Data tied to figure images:
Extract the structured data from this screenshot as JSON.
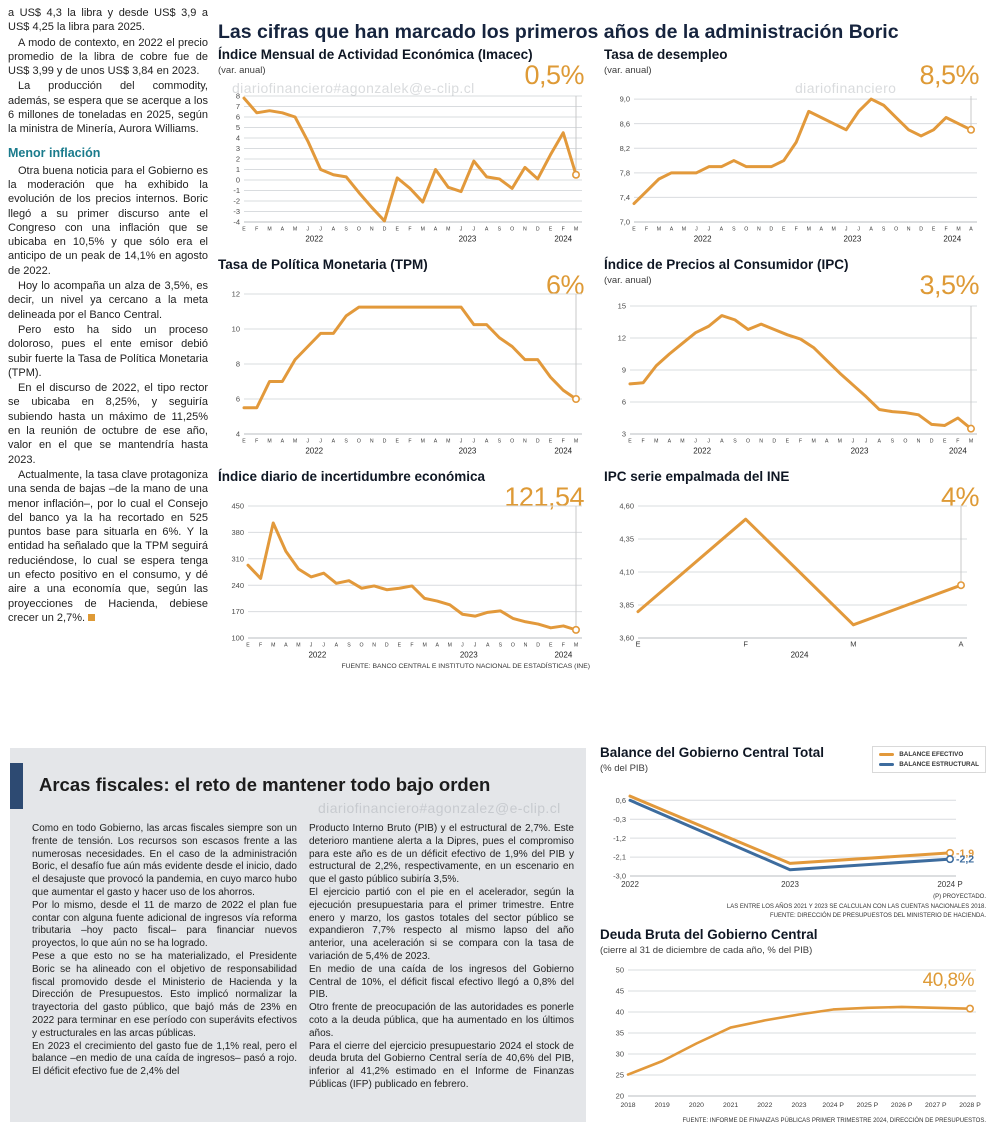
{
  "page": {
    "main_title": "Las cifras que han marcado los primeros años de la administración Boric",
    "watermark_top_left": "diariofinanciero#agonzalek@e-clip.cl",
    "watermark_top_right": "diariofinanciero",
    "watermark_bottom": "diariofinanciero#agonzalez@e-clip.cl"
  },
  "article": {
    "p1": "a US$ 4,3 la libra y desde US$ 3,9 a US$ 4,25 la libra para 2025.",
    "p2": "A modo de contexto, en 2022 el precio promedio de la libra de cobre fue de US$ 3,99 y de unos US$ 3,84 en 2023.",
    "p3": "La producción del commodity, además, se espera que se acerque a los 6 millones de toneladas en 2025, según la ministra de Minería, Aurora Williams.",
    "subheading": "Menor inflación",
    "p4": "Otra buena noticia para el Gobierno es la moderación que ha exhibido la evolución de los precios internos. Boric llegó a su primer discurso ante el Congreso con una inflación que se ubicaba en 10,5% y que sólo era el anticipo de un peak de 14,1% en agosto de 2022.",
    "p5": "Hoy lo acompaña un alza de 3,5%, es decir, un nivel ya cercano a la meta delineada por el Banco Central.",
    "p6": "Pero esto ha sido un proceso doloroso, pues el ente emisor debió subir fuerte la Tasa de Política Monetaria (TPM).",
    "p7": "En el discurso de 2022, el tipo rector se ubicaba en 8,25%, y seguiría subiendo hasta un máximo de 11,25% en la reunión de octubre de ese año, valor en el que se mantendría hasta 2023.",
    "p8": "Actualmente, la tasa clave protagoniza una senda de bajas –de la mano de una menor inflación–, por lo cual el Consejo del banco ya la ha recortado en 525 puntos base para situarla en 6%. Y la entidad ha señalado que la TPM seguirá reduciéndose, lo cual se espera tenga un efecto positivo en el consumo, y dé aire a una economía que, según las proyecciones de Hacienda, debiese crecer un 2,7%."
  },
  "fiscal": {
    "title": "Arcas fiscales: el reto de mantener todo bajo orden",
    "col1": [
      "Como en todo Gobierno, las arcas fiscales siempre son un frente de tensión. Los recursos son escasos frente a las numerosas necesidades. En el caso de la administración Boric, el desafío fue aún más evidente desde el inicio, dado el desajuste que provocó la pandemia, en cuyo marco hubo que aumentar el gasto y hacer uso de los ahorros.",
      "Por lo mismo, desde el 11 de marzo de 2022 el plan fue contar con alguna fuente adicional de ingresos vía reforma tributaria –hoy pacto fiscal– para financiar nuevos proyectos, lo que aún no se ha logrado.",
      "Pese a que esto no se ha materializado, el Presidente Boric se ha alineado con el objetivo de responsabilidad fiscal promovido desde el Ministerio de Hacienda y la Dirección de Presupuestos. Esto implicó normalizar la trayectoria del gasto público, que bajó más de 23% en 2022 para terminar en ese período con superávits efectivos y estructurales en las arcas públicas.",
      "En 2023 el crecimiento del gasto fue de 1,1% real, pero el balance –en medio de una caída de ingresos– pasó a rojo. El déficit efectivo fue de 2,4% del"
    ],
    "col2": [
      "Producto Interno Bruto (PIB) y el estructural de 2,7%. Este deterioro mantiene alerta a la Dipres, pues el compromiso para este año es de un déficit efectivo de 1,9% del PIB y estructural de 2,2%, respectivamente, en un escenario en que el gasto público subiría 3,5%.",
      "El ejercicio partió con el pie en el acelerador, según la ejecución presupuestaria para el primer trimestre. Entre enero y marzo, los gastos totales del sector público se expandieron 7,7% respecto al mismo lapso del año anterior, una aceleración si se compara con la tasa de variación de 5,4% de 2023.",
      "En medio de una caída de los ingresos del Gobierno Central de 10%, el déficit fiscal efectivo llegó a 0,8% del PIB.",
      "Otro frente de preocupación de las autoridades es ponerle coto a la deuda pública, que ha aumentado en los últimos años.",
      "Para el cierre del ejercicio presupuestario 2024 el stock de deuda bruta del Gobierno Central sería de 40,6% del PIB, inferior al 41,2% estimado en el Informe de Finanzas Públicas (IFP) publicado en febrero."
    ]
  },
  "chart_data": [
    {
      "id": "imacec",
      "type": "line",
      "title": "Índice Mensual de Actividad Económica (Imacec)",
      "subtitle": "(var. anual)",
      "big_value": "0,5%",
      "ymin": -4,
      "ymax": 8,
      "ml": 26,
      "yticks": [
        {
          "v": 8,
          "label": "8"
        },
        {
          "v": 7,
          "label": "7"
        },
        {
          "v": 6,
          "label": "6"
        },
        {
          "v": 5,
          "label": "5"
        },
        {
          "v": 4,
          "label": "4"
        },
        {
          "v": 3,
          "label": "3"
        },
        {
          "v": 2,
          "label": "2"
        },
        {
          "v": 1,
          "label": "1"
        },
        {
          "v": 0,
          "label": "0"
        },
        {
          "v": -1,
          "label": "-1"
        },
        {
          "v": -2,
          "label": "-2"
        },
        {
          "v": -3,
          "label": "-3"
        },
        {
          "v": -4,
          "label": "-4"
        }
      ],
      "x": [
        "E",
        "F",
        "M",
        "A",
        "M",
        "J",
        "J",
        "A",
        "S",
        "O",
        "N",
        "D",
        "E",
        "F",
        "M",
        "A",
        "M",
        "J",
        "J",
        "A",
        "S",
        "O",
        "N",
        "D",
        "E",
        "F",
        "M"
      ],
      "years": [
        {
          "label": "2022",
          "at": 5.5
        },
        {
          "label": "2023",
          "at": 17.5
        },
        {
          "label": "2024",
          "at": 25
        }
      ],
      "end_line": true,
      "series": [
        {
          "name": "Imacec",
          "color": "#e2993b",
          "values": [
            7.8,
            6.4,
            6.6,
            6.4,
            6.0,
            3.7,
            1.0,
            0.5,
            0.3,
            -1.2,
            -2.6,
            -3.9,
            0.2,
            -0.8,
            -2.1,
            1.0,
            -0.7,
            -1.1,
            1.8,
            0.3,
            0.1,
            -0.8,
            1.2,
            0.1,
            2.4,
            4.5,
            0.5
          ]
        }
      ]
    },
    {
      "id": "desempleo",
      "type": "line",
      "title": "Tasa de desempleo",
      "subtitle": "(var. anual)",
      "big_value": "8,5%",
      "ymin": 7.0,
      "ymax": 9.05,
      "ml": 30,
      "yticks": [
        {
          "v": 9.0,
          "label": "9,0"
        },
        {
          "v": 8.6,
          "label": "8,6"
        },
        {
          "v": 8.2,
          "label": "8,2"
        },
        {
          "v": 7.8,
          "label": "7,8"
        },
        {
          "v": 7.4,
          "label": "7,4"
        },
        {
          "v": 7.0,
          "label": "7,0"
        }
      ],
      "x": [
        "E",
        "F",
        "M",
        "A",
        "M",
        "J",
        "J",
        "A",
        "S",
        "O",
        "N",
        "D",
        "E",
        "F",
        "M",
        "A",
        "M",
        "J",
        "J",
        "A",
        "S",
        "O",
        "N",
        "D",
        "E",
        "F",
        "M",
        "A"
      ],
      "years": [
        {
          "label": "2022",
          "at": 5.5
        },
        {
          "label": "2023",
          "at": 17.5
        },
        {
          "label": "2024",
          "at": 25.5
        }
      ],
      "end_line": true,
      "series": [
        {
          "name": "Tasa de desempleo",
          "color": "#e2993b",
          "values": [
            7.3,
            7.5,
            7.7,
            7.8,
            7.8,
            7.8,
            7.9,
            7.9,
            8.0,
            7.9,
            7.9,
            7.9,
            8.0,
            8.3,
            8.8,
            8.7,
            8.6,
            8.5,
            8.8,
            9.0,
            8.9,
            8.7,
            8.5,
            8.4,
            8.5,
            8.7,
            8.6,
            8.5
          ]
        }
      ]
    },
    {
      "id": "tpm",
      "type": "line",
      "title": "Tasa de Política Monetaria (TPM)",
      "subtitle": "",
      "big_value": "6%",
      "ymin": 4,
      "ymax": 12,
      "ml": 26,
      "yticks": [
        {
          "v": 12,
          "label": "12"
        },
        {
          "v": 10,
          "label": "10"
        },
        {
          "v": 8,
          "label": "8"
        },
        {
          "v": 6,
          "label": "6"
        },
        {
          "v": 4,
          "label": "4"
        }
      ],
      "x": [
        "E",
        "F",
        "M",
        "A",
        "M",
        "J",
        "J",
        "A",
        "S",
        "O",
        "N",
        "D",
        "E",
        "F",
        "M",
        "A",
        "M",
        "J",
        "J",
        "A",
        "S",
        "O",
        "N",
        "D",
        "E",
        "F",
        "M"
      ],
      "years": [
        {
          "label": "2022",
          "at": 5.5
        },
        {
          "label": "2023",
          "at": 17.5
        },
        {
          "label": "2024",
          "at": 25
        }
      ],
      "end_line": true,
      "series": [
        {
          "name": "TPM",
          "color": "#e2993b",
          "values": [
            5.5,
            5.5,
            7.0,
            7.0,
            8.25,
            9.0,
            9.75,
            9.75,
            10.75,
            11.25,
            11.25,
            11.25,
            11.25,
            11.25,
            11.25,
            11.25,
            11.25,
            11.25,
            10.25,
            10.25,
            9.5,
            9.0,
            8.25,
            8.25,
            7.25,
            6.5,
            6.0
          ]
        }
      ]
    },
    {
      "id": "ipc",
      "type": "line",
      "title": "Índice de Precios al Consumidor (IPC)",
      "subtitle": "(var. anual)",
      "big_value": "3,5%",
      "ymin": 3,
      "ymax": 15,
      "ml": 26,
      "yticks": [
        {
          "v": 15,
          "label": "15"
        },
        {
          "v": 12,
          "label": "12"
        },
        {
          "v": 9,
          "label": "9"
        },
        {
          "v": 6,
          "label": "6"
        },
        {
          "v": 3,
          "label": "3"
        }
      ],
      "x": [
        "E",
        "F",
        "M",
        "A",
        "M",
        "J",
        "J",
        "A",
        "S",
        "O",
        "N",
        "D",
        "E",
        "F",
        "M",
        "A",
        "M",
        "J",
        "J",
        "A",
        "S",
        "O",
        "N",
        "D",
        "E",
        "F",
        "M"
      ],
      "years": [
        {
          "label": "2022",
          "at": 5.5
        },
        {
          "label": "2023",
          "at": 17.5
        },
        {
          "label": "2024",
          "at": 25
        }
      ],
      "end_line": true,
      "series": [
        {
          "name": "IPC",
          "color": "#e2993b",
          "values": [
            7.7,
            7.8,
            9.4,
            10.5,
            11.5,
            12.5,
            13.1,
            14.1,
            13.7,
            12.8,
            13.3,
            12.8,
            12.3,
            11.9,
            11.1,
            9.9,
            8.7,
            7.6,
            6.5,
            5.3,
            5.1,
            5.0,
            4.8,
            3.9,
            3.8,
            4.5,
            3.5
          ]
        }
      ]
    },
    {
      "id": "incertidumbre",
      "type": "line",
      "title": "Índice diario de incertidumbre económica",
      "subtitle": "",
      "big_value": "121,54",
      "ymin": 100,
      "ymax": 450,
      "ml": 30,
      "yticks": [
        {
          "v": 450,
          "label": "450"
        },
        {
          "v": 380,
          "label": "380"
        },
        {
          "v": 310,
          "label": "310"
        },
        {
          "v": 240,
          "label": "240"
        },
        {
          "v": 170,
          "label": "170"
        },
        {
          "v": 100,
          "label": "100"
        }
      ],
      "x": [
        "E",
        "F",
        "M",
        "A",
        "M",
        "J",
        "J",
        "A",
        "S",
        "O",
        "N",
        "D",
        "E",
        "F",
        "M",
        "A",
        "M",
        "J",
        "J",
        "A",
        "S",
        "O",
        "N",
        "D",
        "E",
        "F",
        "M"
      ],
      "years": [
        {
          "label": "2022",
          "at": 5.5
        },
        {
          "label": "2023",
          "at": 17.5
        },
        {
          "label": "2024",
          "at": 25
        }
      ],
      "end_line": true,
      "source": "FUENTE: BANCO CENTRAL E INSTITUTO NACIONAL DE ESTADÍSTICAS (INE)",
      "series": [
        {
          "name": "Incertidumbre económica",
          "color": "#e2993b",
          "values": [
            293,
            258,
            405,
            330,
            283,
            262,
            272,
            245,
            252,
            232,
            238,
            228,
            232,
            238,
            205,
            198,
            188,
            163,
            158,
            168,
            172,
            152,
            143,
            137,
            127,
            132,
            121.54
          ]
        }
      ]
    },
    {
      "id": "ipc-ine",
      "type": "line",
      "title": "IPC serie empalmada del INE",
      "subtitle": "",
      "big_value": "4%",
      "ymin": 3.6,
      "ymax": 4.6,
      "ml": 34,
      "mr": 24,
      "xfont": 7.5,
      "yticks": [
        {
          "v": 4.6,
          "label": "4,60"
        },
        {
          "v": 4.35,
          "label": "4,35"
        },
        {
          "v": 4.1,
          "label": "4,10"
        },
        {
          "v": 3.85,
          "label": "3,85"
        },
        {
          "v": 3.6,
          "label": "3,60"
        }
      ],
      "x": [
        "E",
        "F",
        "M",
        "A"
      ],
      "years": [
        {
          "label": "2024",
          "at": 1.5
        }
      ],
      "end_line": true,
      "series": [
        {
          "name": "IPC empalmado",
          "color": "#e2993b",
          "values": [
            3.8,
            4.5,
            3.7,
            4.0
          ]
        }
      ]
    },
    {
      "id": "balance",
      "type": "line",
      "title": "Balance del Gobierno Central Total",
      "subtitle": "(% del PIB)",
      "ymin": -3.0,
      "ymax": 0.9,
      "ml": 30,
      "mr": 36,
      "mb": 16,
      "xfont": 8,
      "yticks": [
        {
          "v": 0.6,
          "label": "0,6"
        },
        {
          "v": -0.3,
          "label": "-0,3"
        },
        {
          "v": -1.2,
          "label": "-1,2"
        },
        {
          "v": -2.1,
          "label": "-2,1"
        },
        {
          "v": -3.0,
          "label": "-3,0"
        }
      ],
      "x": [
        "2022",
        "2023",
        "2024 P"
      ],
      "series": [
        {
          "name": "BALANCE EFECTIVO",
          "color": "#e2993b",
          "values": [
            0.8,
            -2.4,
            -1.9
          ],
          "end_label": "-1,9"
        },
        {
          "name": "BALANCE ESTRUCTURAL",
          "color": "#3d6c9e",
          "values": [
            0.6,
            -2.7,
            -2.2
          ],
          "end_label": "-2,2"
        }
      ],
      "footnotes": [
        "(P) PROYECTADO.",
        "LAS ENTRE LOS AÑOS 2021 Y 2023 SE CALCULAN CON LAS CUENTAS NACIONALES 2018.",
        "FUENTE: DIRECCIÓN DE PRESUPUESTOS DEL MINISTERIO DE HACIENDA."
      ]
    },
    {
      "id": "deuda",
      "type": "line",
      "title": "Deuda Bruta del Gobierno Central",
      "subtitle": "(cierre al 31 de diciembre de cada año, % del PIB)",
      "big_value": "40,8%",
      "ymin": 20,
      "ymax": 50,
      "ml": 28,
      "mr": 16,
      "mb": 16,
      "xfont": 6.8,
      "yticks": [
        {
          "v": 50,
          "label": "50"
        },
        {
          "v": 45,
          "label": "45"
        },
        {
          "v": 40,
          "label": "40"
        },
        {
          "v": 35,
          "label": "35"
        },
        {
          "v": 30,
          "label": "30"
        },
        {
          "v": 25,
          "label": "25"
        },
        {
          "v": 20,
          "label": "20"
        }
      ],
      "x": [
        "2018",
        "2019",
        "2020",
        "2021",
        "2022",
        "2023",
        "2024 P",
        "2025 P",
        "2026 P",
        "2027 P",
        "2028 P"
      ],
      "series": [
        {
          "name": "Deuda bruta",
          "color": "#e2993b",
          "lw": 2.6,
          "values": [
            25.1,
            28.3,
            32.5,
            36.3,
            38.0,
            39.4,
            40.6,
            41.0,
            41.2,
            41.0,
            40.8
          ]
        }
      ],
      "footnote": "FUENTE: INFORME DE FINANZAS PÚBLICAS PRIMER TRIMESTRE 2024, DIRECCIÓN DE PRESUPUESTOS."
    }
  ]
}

Written request> Say, as a number only, how many lines of the data contain "frente".

Reply to the exercise> 2